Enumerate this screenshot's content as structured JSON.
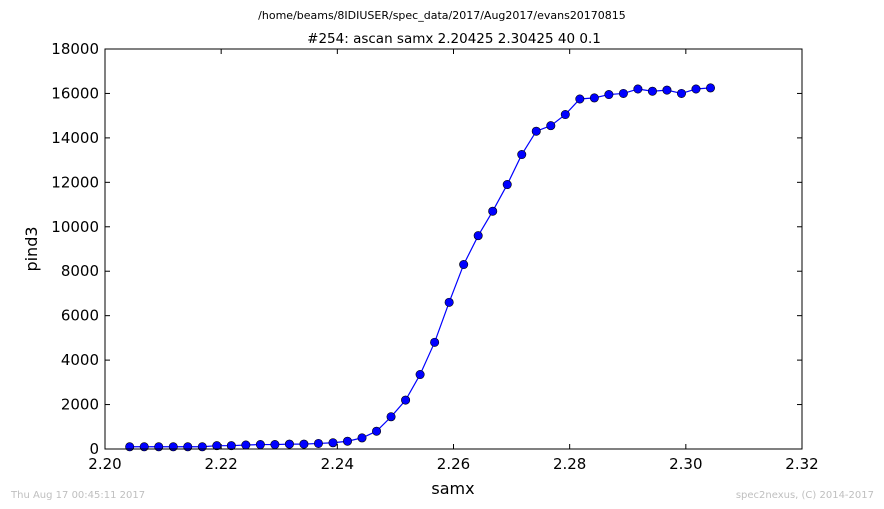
{
  "chart_data": {
    "type": "line",
    "suptitle": "/home/beams/8IDIUSER/spec_data/2017/Aug2017/evans20170815",
    "title": "#254: ascan  samx 2.20425 2.30425  40 0.1",
    "xlabel": "samx",
    "ylabel": "pind3",
    "xlim": [
      2.2,
      2.32
    ],
    "ylim": [
      0,
      18000
    ],
    "xticks": [
      "2.20",
      "2.22",
      "2.24",
      "2.26",
      "2.28",
      "2.30",
      "2.32"
    ],
    "xtick_values": [
      2.2,
      2.22,
      2.24,
      2.26,
      2.28,
      2.3,
      2.32
    ],
    "yticks": [
      "0",
      "2000",
      "4000",
      "6000",
      "8000",
      "10000",
      "12000",
      "14000",
      "16000",
      "18000"
    ],
    "ytick_values": [
      0,
      2000,
      4000,
      6000,
      8000,
      10000,
      12000,
      14000,
      16000,
      18000
    ],
    "grid": false,
    "color": "#0000ff",
    "marker": "circle",
    "x": [
      2.20425,
      2.20675,
      2.20925,
      2.21175,
      2.21425,
      2.21675,
      2.21925,
      2.22175,
      2.22425,
      2.22675,
      2.22925,
      2.23175,
      2.23425,
      2.23675,
      2.23925,
      2.24175,
      2.24425,
      2.24675,
      2.24925,
      2.25175,
      2.25425,
      2.25675,
      2.25925,
      2.26175,
      2.26425,
      2.26675,
      2.26925,
      2.27175,
      2.27425,
      2.27675,
      2.27925,
      2.28175,
      2.28425,
      2.28675,
      2.28925,
      2.29175,
      2.29425,
      2.29675,
      2.29925,
      2.30175,
      2.30425
    ],
    "y": [
      100,
      100,
      100,
      100,
      100,
      100,
      150,
      150,
      180,
      200,
      200,
      220,
      220,
      250,
      280,
      350,
      500,
      800,
      1450,
      2200,
      3350,
      4800,
      6600,
      8300,
      9600,
      10700,
      11900,
      13250,
      14300,
      14550,
      15050,
      15750,
      15800,
      15950,
      16000,
      16200,
      16100,
      16150,
      16000,
      16200,
      16250
    ]
  },
  "footer": {
    "timestamp": "Thu Aug 17 00:45:11 2017",
    "credit": "spec2nexus, (C) 2014-2017"
  }
}
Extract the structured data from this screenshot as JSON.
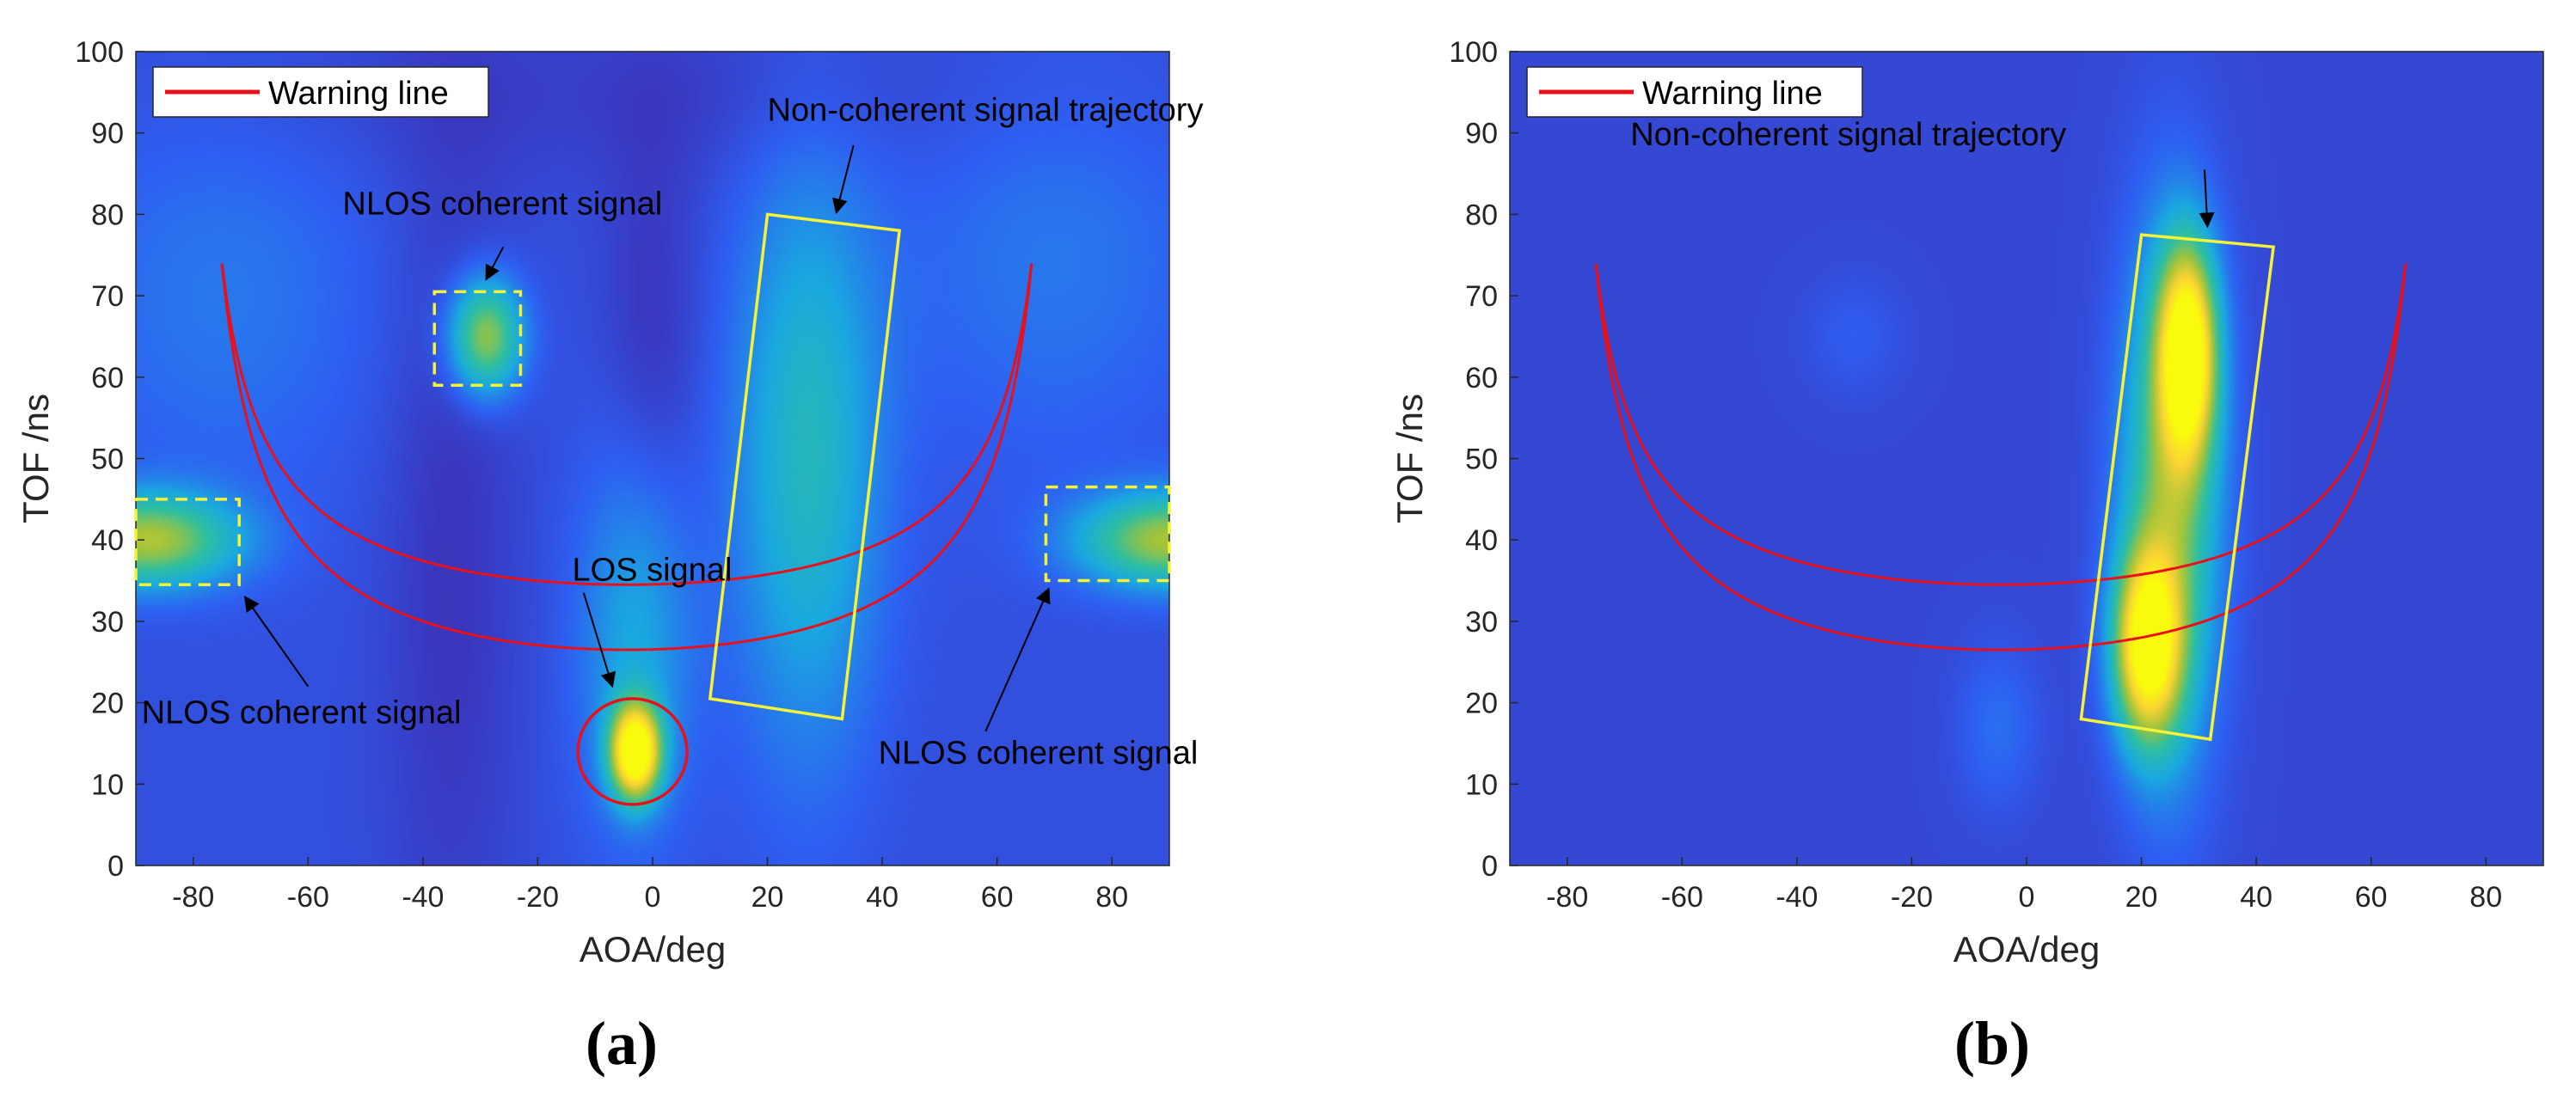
{
  "chart_data": [
    {
      "type": "heatmap",
      "panel_label": "(a)",
      "xlabel": "AOA/deg",
      "ylabel": "TOF /ns",
      "xlim": [
        -90,
        90
      ],
      "ylim": [
        0,
        100
      ],
      "xticks": [
        -80,
        -60,
        -40,
        -20,
        0,
        20,
        40,
        60,
        80
      ],
      "yticks": [
        0,
        10,
        20,
        30,
        40,
        50,
        60,
        70,
        80,
        90,
        100
      ],
      "colormap": [
        "#3e26a8",
        "#2e5ff2",
        "#1aa9e0",
        "#2fbf9f",
        "#a3c43a",
        "#fbd334",
        "#f9fb0e"
      ],
      "legend": {
        "label": "Warning line",
        "color": "#e8101a",
        "placement": "top-left"
      },
      "warning_lines": [
        {
          "asymptotes": [
            -80,
            71
          ],
          "min_tof": 34.5,
          "rise": 40
        },
        {
          "asymptotes": [
            -80,
            71
          ],
          "min_tof": 26.5,
          "rise": 48
        }
      ],
      "blobs": [
        {
          "aoa": -29,
          "tof": 65,
          "sx": 4.5,
          "sy": 5,
          "amp": 0.55
        },
        {
          "aoa": -88,
          "tof": 40,
          "sx": 11,
          "sy": 4,
          "amp": 0.55
        },
        {
          "aoa": 90,
          "tof": 40,
          "sx": 11,
          "sy": 4,
          "amp": 0.55
        },
        {
          "aoa": -3,
          "tof": 14,
          "sx": 3,
          "sy": 4,
          "amp": 1.0
        },
        {
          "aoa": -3,
          "tof": 28,
          "sx": 7,
          "sy": 16,
          "amp": 0.22
        },
        {
          "aoa": 27,
          "tof": 50,
          "sx": 9,
          "sy": 25,
          "amp": 0.3
        },
        {
          "aoa": -75,
          "tof": 70,
          "sx": 20,
          "sy": 18,
          "amp": 0.1
        },
        {
          "aoa": 70,
          "tof": 75,
          "sx": 20,
          "sy": 18,
          "amp": 0.1
        }
      ],
      "base_level": 0.12,
      "dark_regions": [
        {
          "aoa": -35,
          "tof": 40,
          "sx": 8,
          "sy": 40,
          "amp": 0.08
        },
        {
          "aoa": 0,
          "tof": 65,
          "sx": 6,
          "sy": 18,
          "amp": 0.08
        },
        {
          "aoa": 0,
          "tof": 95,
          "sx": 60,
          "sy": 8,
          "amp": 0.05
        }
      ],
      "dashed_boxes": [
        {
          "aoa": [
            -38,
            -23
          ],
          "tof": [
            59,
            70.5
          ]
        },
        {
          "aoa": [
            -90,
            -72
          ],
          "tof": [
            34.5,
            45
          ]
        },
        {
          "aoa": [
            68.5,
            90
          ],
          "tof": [
            35,
            46.5
          ]
        }
      ],
      "trajectory_box": [
        [
          20,
          80
        ],
        [
          43,
          78
        ],
        [
          33,
          18
        ],
        [
          10,
          20.5
        ]
      ],
      "los_circle": {
        "aoa": -3.5,
        "tof": 14,
        "rx": 9.5,
        "ry": 6.5
      },
      "annotations": [
        {
          "text": "Non-coherent signal  trajectory",
          "x": 20,
          "y": 91.5,
          "anchor": "start",
          "arrow_from": [
            35,
            88.5
          ],
          "arrow_to": [
            32,
            80.2
          ]
        },
        {
          "text": "NLOS coherent signal",
          "x": -54,
          "y": 80,
          "anchor": "start",
          "arrow_from": [
            -26,
            76
          ],
          "arrow_to": [
            -29,
            72
          ]
        },
        {
          "text": "LOS signal",
          "x": -14,
          "y": 35,
          "anchor": "start",
          "arrow_from": [
            -12,
            33.5
          ],
          "arrow_to": [
            -7,
            22
          ]
        },
        {
          "text": "NLOS coherent signal",
          "x": -89,
          "y": 17.5,
          "anchor": "start",
          "arrow_from": [
            -60,
            22
          ],
          "arrow_to": [
            -71,
            33
          ]
        },
        {
          "text": "NLOS coherent signal",
          "x": 95,
          "y": 12.5,
          "anchor": "end",
          "arrow_from": [
            58,
            16.5
          ],
          "arrow_to": [
            69,
            34
          ]
        }
      ]
    },
    {
      "type": "heatmap",
      "panel_label": "(b)",
      "xlabel": "AOA/deg",
      "ylabel": "TOF /ns",
      "xlim": [
        -90,
        90
      ],
      "ylim": [
        0,
        100
      ],
      "xticks": [
        -80,
        -60,
        -40,
        -20,
        0,
        20,
        40,
        60,
        80
      ],
      "yticks": [
        0,
        10,
        20,
        30,
        40,
        50,
        60,
        70,
        80,
        90,
        100
      ],
      "colormap": [
        "#3e26a8",
        "#2e5ff2",
        "#1aa9e0",
        "#2fbf9f",
        "#a3c43a",
        "#fbd334",
        "#f9fb0e"
      ],
      "legend": {
        "label": "Warning line",
        "color": "#e8101a",
        "placement": "top-left"
      },
      "warning_lines": [
        {
          "asymptotes": [
            -80,
            71
          ],
          "min_tof": 34.5,
          "rise": 40
        },
        {
          "asymptotes": [
            -80,
            71
          ],
          "min_tof": 26.5,
          "rise": 48
        }
      ],
      "blobs": [
        {
          "aoa": 28,
          "tof": 63,
          "sx": 3.5,
          "sy": 9,
          "amp": 0.9
        },
        {
          "aoa": 21,
          "tof": 27,
          "sx": 4,
          "sy": 8,
          "amp": 0.85
        },
        {
          "aoa": 25,
          "tof": 45,
          "sx": 6,
          "sy": 22,
          "amp": 0.5
        },
        {
          "aoa": -5,
          "tof": 17,
          "sx": 5,
          "sy": 7,
          "amp": 0.1
        },
        {
          "aoa": -30,
          "tof": 65,
          "sx": 6,
          "sy": 5,
          "amp": 0.06
        }
      ],
      "base_level": 0.1,
      "dark_regions": [],
      "dashed_boxes": [],
      "trajectory_box": [
        [
          20,
          77.5
        ],
        [
          43,
          76
        ],
        [
          32,
          15.5
        ],
        [
          9.5,
          18
        ]
      ],
      "los_circle": null,
      "annotations": [
        {
          "text": "Non-coherent signal  trajectory",
          "x": -69,
          "y": 88.5,
          "anchor": "start",
          "arrow_from": [
            31,
            85.5
          ],
          "arrow_to": [
            31.5,
            78.5
          ]
        }
      ]
    }
  ]
}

Task instructions: Search the data for "samx". Copy every matching line.

Solution to the problem:
    "title": "#254: ascan  samx 2.20425 2.30425  40 0.1",
    "xlabel": "samx",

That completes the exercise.